--- START OF Supplied material ---

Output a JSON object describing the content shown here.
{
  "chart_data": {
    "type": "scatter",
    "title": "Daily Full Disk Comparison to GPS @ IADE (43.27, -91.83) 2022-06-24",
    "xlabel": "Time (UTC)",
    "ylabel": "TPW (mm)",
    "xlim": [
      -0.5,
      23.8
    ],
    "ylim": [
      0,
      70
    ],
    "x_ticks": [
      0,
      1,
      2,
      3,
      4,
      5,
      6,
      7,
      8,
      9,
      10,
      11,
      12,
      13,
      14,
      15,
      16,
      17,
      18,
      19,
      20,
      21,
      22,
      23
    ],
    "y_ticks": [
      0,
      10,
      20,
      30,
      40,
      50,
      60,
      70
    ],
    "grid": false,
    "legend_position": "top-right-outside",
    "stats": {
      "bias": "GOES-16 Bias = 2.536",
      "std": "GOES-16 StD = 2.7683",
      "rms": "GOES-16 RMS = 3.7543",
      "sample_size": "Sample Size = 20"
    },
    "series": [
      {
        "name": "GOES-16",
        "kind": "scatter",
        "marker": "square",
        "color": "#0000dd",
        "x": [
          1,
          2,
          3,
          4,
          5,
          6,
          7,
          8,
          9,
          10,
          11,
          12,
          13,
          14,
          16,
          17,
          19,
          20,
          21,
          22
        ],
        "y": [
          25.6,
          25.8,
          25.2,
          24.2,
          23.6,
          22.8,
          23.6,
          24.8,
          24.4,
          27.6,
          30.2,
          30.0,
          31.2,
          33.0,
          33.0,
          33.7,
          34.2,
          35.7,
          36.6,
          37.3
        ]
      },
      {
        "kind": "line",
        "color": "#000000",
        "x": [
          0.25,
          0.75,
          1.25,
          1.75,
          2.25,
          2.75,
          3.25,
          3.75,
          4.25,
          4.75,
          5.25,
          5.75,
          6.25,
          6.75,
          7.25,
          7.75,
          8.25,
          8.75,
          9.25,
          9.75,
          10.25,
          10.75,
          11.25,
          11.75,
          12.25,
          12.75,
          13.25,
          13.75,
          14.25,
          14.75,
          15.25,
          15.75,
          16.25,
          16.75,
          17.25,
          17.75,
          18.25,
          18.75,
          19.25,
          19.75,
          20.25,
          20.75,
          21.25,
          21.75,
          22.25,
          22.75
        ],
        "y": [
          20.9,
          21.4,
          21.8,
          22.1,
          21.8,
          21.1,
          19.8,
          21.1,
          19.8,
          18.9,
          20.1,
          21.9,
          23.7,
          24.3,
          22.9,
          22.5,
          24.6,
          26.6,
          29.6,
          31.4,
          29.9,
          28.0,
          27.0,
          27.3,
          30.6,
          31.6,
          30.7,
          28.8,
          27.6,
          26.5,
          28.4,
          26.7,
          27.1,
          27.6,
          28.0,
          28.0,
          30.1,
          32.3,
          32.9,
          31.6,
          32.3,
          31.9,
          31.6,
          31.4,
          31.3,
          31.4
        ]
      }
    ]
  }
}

--- END OF Supplied material ---

Transcribe every entry verbatim.

Output a JSON object describing the content shown here.
{
  "chart_data": {
    "type": "scatter",
    "title": "Daily Full Disk Comparison to GPS @ IADE (43.27, -91.83) 2022-06-24",
    "xlabel": "Time (UTC)",
    "ylabel": "TPW (mm)",
    "xlim": [
      -0.5,
      23.8
    ],
    "ylim": [
      0,
      70
    ],
    "x_ticks": [
      0,
      1,
      2,
      3,
      4,
      5,
      6,
      7,
      8,
      9,
      10,
      11,
      12,
      13,
      14,
      15,
      16,
      17,
      18,
      19,
      20,
      21,
      22,
      23
    ],
    "y_ticks": [
      0,
      10,
      20,
      30,
      40,
      50,
      60,
      70
    ],
    "grid": false,
    "legend_position": "top-right-outside",
    "stats": {
      "bias": "GOES-16 Bias = 2.536",
      "std": "GOES-16 StD = 2.7683",
      "rms": "GOES-16 RMS = 3.7543",
      "sample_size": "Sample Size = 20"
    },
    "series": [
      {
        "name": "GOES-16",
        "kind": "scatter",
        "marker": "square",
        "color": "#0000dd",
        "x": [
          1,
          2,
          3,
          4,
          5,
          6,
          7,
          8,
          9,
          10,
          11,
          12,
          13,
          14,
          16,
          17,
          19,
          20,
          21,
          22
        ],
        "y": [
          25.6,
          25.8,
          25.2,
          24.2,
          23.6,
          22.8,
          23.6,
          24.8,
          24.4,
          27.6,
          30.2,
          30.0,
          31.2,
          33.0,
          33.0,
          33.7,
          34.2,
          35.7,
          36.6,
          37.3
        ]
      },
      {
        "kind": "line",
        "color": "#000000",
        "x": [
          0.25,
          0.75,
          1.25,
          1.75,
          2.25,
          2.75,
          3.25,
          3.75,
          4.25,
          4.75,
          5.25,
          5.75,
          6.25,
          6.75,
          7.25,
          7.75,
          8.25,
          8.75,
          9.25,
          9.75,
          10.25,
          10.75,
          11.25,
          11.75,
          12.25,
          12.75,
          13.25,
          13.75,
          14.25,
          14.75,
          15.25,
          15.75,
          16.25,
          16.75,
          17.25,
          17.75,
          18.25,
          18.75,
          19.25,
          19.75,
          20.25,
          20.75,
          21.25,
          21.75,
          22.25,
          22.75
        ],
        "y": [
          20.9,
          21.4,
          21.8,
          22.1,
          21.8,
          21.1,
          19.8,
          21.1,
          19.8,
          18.9,
          20.1,
          21.9,
          23.7,
          24.3,
          22.9,
          22.5,
          24.6,
          26.6,
          29.6,
          31.4,
          29.9,
          28.0,
          27.0,
          27.3,
          30.6,
          31.6,
          30.7,
          28.8,
          27.6,
          26.5,
          28.4,
          26.7,
          27.1,
          27.6,
          28.0,
          28.0,
          30.1,
          32.3,
          32.9,
          31.6,
          32.3,
          31.9,
          31.6,
          31.4,
          31.3,
          31.4
        ]
      }
    ]
  }
}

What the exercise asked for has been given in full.